EXERCISE DESCRIPTION
Wherever the word "ومشيت" appears in the entries, copy the whole line.

RECORDS FOR THIS EXERCISE
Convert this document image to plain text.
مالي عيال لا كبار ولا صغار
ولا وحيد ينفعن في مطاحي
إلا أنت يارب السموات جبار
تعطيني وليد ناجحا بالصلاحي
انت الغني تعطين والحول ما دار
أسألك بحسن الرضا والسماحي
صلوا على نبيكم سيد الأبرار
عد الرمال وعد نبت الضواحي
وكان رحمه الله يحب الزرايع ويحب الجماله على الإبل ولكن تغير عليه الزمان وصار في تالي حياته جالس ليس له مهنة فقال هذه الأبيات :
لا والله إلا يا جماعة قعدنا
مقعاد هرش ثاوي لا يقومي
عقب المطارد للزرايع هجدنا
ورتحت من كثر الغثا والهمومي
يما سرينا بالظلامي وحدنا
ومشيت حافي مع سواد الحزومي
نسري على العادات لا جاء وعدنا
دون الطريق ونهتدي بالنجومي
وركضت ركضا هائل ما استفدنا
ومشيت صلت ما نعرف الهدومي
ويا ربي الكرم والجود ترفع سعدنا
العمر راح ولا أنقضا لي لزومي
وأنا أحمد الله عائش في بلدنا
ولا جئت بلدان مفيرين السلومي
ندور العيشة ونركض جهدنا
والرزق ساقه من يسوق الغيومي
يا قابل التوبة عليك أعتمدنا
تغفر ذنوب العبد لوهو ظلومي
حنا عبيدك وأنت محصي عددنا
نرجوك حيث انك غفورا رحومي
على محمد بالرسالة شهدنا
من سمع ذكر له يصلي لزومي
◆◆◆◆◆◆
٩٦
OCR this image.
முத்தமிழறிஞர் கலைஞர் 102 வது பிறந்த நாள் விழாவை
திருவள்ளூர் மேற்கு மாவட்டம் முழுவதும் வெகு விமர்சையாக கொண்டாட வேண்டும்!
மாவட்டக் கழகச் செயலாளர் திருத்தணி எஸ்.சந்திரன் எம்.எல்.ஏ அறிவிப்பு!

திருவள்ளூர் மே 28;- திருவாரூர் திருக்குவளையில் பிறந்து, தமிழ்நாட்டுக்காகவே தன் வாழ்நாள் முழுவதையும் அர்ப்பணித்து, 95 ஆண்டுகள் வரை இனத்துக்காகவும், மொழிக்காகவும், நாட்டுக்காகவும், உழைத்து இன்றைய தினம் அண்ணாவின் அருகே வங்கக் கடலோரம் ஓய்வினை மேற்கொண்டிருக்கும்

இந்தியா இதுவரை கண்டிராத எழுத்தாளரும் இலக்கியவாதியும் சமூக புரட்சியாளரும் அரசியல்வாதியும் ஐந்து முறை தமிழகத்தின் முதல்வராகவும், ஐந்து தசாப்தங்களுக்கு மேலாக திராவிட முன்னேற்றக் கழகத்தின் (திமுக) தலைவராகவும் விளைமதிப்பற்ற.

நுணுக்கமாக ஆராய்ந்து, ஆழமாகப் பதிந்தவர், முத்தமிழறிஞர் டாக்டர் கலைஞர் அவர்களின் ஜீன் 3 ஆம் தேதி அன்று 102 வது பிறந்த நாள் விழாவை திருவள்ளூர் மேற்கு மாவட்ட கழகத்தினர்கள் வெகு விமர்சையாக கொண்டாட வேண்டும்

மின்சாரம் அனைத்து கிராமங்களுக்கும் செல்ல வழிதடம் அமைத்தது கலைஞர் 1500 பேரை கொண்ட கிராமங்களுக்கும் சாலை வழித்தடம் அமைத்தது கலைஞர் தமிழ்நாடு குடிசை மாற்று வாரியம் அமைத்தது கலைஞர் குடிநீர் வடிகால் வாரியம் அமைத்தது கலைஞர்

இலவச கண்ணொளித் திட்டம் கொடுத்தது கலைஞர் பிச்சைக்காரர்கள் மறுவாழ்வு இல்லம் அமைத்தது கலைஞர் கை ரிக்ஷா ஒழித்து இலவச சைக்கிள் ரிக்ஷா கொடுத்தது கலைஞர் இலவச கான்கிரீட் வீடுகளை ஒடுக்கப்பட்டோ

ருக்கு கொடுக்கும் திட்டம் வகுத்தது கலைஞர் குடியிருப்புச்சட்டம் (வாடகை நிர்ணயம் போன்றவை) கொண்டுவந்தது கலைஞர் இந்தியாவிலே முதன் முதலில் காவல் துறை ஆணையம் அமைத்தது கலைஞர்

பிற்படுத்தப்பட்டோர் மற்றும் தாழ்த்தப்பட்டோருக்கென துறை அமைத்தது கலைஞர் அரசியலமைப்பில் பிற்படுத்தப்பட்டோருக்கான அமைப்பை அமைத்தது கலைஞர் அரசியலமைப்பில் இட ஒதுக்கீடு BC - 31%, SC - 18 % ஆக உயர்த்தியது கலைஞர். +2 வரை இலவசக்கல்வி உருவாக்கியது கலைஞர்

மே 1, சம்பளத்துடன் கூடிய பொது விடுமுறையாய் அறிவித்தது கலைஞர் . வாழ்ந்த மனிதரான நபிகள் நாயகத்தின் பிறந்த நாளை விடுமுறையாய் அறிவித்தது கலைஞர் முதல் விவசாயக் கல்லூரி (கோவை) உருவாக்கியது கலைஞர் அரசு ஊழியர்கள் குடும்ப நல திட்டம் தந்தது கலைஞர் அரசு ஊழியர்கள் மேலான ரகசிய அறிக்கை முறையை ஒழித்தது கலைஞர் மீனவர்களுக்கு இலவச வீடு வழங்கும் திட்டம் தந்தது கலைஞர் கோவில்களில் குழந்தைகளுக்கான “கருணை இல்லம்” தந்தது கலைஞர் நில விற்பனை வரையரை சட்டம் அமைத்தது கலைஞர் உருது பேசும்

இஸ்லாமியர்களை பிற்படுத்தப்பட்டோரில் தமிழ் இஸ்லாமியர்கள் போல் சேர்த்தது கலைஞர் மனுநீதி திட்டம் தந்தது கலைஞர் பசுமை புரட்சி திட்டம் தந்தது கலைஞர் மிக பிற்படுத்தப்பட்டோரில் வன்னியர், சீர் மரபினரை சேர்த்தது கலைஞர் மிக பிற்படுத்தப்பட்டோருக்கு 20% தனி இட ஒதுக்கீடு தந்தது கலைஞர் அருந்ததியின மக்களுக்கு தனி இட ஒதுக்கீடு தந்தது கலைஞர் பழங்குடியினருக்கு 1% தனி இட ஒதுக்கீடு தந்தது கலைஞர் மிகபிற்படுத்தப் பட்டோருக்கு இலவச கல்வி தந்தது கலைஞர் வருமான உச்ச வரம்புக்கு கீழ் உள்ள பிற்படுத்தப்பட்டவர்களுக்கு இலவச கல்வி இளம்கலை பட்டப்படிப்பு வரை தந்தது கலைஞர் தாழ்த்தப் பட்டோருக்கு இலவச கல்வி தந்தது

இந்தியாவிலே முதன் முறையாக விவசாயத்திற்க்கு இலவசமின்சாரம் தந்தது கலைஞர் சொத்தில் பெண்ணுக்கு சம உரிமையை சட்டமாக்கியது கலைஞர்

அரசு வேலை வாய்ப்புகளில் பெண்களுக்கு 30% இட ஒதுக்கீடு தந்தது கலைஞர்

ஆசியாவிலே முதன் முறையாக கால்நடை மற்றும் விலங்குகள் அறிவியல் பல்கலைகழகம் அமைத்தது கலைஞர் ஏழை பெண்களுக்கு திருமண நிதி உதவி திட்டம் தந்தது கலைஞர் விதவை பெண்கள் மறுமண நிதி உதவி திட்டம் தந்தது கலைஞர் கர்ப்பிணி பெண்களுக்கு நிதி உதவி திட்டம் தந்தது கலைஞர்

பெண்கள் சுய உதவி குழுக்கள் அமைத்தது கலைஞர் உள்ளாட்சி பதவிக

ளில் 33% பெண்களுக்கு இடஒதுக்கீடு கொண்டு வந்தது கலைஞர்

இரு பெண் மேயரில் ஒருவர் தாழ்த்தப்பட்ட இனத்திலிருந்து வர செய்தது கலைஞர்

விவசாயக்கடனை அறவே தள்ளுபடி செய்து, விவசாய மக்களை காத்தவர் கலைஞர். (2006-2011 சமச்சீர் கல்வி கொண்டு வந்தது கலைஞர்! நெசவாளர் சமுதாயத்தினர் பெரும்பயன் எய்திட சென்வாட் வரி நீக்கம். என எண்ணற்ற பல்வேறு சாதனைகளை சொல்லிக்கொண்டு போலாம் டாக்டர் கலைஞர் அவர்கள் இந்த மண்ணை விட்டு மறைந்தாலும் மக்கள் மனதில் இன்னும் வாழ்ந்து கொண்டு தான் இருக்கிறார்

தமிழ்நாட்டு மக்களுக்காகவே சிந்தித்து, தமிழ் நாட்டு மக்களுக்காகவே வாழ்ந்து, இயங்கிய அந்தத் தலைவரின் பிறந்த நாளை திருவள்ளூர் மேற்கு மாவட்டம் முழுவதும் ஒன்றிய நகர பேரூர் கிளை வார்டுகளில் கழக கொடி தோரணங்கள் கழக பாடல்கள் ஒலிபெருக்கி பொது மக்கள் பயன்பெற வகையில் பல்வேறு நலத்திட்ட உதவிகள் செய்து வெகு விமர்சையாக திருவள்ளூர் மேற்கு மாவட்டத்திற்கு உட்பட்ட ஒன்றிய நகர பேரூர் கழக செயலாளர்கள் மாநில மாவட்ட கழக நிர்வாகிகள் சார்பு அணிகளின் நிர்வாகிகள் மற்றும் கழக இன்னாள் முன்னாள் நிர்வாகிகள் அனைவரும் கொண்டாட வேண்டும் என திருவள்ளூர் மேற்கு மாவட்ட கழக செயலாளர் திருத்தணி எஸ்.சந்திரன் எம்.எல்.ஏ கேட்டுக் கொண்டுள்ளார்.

OUTPUT OF THE TASK
ومشيت حافي مع سواد الحزومي
ومشيت صلت ما نعرف الهدومي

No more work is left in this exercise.